» **DATA IN THIS EXERCISE**
────
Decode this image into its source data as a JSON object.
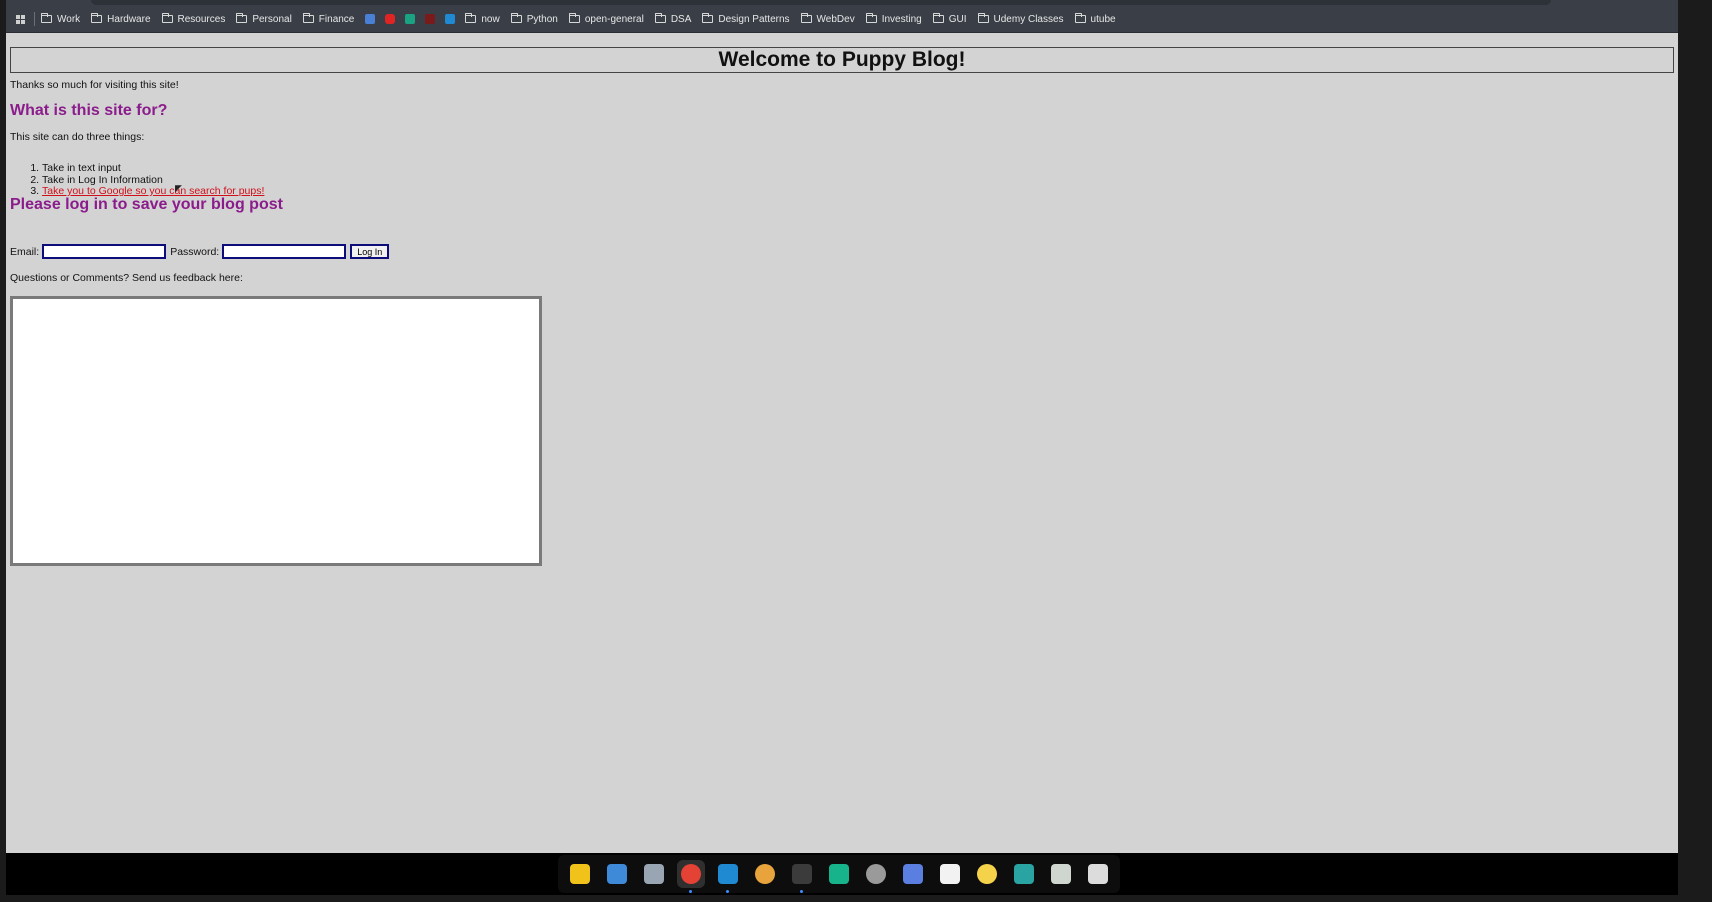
────
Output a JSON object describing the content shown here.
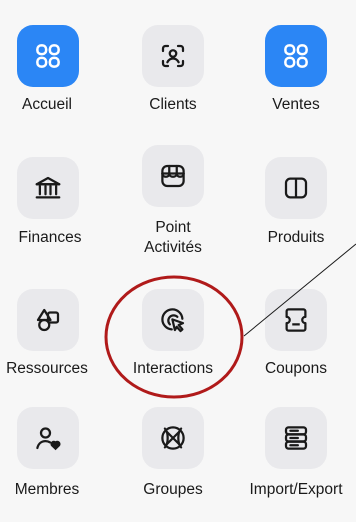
────
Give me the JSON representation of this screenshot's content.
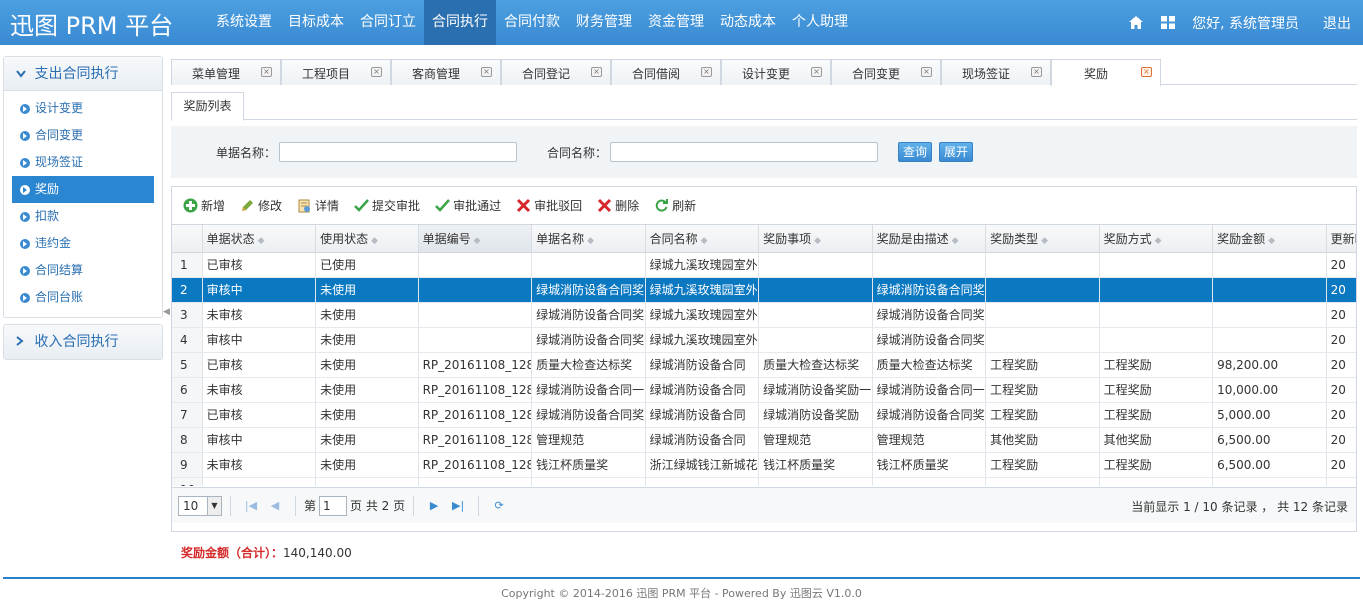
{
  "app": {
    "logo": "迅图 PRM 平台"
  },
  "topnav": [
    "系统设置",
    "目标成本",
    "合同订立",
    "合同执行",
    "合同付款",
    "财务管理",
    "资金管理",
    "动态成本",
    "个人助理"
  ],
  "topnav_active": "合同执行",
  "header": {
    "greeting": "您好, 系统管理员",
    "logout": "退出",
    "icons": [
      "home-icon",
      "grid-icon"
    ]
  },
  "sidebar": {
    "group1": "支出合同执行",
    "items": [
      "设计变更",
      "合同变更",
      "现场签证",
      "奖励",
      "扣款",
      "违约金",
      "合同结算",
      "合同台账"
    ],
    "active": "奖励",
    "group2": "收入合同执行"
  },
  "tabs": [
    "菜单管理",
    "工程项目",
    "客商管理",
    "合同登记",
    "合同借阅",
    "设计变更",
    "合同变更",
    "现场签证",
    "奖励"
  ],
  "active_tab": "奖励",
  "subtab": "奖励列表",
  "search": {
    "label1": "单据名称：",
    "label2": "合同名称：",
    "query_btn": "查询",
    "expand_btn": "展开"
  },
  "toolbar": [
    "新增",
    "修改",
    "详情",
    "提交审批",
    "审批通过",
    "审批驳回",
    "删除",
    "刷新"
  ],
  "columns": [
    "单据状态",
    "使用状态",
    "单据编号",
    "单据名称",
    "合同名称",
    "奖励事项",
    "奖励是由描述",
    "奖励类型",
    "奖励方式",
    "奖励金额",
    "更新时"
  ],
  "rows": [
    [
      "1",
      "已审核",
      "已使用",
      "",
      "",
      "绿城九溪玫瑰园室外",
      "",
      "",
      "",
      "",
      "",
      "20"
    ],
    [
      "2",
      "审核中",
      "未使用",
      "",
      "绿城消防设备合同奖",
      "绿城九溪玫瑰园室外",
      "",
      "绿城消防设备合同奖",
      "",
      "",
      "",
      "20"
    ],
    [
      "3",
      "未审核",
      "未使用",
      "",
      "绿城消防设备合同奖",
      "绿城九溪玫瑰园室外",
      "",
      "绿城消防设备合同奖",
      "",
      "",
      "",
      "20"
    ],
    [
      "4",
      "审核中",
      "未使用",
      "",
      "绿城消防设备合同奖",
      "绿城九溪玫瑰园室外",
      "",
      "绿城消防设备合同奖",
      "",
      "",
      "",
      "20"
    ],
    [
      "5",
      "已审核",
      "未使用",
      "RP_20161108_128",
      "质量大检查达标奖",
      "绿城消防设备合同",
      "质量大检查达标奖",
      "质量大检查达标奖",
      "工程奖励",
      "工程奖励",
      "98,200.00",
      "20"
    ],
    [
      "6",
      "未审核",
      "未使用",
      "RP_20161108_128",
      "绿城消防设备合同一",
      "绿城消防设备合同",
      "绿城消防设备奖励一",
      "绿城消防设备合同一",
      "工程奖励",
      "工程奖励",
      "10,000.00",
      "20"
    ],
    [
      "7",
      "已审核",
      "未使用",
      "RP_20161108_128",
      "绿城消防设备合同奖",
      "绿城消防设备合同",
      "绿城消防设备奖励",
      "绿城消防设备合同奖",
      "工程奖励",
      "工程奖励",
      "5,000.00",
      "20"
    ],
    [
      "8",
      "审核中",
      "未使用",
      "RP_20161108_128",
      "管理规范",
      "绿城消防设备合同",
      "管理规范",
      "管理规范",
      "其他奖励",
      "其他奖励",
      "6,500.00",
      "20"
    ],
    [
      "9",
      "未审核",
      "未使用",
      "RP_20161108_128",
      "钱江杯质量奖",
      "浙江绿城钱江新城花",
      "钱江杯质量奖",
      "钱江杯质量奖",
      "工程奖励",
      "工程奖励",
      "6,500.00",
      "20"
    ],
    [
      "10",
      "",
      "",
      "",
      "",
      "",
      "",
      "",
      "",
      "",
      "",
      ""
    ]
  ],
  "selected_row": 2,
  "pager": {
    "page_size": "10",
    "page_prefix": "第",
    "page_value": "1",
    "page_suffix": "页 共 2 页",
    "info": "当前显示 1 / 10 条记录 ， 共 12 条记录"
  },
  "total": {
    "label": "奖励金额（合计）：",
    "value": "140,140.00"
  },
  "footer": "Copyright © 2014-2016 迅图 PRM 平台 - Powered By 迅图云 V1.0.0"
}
────
» **STATED EXERCISE**
Tally up the lines in the records that contain the word "object" and give only the total.

» **THE REPLY**
2